■ Exercise data ■
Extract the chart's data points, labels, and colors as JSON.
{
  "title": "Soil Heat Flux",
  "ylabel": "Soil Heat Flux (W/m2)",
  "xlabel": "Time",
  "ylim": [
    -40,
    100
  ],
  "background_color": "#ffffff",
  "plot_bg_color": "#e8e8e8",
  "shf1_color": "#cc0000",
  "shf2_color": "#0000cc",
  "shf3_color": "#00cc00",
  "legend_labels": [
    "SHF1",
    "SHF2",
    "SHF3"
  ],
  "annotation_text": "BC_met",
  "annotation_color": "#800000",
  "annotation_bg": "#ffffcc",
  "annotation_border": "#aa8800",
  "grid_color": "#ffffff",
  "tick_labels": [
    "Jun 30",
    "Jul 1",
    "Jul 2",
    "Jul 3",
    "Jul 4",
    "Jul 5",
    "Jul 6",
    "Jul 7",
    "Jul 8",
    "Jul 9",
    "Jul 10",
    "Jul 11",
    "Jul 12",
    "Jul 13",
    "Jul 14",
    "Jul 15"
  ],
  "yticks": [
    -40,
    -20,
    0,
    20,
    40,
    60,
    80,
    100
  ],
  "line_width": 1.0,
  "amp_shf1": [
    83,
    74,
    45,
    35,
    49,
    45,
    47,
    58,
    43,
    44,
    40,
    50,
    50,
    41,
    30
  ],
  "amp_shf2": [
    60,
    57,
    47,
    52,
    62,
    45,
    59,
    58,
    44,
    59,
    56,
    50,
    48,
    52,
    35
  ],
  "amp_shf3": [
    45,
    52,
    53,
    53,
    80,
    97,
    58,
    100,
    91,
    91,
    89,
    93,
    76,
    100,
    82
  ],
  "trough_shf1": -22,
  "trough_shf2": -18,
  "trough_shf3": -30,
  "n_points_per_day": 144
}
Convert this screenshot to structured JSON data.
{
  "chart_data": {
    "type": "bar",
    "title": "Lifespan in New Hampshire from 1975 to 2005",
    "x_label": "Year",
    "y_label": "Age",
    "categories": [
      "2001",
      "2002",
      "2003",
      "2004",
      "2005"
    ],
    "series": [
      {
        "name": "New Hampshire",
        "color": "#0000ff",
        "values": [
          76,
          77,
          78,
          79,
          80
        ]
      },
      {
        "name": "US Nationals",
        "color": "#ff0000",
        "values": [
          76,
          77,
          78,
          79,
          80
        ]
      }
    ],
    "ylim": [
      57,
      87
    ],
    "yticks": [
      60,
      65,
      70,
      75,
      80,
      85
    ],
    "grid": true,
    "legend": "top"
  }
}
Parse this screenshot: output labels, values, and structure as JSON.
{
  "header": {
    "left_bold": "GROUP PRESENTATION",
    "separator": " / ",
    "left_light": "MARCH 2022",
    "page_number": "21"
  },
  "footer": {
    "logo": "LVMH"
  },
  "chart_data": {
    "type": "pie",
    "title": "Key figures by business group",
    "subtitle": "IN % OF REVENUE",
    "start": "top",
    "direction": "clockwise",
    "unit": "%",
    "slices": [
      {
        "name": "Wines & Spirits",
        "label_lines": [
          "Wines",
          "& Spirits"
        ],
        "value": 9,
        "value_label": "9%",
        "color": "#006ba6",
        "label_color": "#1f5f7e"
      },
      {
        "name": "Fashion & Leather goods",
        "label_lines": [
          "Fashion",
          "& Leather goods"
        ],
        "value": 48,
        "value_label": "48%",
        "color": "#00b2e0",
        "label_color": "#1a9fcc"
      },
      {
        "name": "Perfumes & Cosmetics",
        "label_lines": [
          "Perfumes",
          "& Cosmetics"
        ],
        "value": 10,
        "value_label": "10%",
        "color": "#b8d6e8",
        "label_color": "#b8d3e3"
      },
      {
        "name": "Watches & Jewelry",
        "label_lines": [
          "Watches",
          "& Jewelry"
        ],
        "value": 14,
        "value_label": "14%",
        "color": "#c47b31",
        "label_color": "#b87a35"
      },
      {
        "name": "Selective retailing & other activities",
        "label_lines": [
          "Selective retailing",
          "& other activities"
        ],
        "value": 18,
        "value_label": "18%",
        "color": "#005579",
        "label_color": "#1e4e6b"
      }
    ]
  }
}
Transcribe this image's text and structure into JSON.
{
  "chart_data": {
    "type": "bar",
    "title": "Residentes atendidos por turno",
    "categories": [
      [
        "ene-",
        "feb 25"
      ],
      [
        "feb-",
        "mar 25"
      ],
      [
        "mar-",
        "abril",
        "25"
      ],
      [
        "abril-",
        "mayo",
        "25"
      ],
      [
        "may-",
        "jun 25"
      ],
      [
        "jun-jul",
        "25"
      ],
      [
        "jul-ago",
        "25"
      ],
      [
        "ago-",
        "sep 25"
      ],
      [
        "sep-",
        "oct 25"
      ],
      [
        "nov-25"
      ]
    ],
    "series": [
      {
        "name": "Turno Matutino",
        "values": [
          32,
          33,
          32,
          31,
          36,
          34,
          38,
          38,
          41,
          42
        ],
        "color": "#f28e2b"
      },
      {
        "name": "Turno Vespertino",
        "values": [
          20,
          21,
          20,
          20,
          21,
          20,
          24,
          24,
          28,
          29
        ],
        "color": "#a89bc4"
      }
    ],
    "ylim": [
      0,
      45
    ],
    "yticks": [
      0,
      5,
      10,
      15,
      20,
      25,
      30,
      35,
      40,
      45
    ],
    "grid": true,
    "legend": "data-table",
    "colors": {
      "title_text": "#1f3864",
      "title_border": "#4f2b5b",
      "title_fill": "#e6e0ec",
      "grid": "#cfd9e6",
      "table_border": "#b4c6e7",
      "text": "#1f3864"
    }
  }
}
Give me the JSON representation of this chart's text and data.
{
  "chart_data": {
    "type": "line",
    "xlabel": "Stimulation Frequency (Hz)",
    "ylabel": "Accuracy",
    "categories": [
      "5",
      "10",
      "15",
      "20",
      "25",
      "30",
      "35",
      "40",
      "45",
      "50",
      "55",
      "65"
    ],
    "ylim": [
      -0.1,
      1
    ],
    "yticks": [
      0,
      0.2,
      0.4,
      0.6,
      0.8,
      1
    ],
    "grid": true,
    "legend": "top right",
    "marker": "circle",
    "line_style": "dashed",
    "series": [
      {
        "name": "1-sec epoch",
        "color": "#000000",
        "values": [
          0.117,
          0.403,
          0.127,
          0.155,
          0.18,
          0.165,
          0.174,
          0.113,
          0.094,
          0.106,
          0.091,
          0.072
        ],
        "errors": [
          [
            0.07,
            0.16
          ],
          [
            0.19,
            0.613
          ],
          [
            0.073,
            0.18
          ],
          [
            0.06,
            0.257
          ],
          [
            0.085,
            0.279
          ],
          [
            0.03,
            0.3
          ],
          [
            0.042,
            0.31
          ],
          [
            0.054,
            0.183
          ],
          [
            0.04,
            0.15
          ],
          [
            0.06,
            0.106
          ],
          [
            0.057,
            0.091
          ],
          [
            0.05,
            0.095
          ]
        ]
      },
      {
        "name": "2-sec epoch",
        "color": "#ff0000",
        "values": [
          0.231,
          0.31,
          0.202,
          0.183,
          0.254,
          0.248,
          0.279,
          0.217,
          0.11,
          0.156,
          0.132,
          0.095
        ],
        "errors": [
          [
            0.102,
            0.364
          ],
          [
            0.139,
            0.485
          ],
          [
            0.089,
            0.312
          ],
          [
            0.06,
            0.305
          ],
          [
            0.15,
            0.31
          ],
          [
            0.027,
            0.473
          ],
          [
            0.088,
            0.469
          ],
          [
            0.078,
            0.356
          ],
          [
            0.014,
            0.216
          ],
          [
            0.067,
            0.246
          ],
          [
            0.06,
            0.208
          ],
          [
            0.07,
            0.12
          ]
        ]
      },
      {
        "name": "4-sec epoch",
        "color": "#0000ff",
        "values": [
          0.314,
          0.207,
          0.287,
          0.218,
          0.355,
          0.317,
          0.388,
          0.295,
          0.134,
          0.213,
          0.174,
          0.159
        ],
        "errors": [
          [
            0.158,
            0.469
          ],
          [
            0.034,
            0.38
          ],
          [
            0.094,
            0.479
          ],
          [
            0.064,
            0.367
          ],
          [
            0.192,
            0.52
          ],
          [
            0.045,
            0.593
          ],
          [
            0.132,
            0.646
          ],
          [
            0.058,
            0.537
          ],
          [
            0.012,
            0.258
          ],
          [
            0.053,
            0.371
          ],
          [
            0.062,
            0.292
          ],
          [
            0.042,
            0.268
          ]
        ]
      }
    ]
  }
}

■ Work to do ■
Pull every line containing "ylabel" out of the records.

■ Written answer ■
  "ylabel": "Soil Heat Flux (W/m2)",
    "ylabel": "Accuracy",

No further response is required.